(begin)

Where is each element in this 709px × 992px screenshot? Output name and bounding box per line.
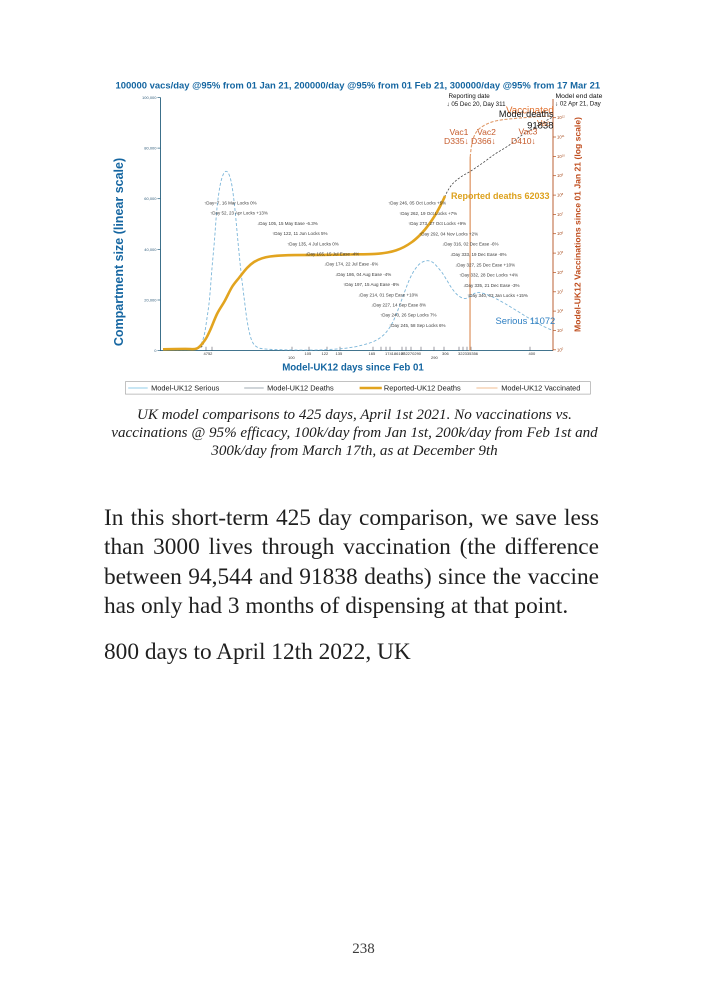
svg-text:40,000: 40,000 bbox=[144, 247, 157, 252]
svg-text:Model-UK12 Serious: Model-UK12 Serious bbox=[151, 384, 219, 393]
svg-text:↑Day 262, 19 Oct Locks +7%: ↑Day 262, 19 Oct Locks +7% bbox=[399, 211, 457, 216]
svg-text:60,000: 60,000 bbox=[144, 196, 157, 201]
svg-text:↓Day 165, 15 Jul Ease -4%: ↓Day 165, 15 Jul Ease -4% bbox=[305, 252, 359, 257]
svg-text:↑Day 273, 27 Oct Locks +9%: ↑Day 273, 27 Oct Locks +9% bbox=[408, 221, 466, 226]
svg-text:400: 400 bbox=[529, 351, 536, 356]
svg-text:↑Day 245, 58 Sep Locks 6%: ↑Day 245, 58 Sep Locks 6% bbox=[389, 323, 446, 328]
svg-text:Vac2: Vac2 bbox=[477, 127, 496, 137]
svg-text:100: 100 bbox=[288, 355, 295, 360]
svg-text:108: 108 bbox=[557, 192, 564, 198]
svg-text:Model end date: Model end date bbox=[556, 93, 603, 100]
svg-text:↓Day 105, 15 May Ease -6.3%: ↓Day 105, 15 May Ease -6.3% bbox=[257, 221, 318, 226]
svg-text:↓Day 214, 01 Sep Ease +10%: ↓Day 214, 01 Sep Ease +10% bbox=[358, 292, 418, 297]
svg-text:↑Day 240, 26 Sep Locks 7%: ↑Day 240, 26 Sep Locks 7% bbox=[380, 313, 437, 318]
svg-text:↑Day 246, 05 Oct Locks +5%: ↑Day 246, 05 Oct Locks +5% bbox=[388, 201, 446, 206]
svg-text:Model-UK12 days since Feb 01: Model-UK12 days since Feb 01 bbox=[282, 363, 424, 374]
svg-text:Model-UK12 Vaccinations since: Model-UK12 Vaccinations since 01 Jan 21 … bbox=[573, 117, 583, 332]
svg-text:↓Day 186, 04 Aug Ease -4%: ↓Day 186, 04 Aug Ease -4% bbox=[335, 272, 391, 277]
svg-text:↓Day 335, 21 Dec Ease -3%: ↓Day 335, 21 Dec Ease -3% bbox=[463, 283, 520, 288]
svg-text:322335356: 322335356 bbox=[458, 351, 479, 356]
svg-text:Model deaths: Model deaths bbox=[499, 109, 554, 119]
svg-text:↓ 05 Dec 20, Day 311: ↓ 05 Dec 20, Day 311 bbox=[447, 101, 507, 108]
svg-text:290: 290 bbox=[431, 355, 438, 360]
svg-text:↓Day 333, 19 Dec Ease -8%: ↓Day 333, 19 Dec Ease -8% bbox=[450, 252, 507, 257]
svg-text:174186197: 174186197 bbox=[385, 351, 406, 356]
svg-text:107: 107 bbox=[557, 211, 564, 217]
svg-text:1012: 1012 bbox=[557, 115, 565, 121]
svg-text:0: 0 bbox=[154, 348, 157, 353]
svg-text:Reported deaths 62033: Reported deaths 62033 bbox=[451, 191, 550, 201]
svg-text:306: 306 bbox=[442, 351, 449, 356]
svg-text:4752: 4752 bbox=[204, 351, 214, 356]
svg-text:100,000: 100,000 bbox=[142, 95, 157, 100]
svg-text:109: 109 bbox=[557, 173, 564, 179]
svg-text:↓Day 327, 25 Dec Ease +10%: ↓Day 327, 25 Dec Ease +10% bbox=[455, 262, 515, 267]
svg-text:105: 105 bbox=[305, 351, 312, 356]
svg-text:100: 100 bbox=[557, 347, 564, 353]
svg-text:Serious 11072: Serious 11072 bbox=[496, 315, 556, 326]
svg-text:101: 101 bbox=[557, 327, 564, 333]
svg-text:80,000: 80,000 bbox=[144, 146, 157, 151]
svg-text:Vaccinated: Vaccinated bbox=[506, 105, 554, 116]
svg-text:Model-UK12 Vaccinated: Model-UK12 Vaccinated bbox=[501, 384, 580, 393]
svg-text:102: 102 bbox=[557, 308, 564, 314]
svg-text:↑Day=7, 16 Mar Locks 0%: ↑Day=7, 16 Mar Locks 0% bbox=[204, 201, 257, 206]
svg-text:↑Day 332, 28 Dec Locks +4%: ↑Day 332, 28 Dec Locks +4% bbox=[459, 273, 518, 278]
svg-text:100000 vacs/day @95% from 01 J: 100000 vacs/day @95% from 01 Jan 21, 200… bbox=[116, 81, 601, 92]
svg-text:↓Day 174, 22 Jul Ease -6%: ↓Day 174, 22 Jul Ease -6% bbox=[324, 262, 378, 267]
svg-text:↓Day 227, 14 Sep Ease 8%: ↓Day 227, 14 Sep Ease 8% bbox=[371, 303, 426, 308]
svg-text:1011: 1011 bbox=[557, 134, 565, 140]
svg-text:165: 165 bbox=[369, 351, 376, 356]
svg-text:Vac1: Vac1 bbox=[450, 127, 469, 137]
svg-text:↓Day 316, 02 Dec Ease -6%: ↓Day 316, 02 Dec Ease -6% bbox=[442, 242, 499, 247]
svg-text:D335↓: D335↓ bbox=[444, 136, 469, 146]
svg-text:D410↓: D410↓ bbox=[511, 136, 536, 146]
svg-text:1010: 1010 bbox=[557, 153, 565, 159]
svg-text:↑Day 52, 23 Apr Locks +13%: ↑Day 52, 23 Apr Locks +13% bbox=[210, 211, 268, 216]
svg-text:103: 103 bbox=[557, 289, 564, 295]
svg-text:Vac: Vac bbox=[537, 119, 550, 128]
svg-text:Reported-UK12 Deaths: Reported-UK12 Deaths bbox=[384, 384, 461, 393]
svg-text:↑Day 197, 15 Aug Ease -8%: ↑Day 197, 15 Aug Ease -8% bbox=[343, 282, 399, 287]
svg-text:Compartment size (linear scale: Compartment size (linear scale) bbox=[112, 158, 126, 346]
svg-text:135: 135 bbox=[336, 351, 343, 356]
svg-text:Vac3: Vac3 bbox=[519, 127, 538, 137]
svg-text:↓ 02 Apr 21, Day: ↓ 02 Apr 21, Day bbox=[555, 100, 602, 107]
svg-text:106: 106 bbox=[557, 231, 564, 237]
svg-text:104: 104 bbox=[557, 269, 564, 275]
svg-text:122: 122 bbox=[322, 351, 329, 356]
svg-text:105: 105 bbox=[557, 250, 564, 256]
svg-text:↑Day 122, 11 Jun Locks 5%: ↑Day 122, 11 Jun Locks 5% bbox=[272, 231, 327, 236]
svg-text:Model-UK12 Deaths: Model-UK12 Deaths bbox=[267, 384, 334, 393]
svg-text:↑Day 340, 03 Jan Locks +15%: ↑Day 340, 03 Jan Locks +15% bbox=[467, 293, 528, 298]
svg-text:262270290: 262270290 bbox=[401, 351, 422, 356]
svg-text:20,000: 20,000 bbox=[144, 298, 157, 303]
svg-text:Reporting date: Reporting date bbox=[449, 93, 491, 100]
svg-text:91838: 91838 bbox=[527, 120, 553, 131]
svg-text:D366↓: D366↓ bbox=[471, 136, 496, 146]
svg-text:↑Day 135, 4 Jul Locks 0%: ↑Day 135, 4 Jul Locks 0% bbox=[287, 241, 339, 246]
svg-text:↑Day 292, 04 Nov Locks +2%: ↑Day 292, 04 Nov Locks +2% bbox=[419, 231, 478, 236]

(end)

▶ [Task details]: From the material above, pull out each line that contains the string "Reported", treating uppercase and lowercase as different.

▶ [Exercise solution]:
svg-text:Reported deaths 62033: Reported deaths 62033 bbox=[451, 191, 550, 201]
svg-text:Reported-UK12 Deaths: Reported-UK12 Deaths bbox=[384, 384, 461, 393]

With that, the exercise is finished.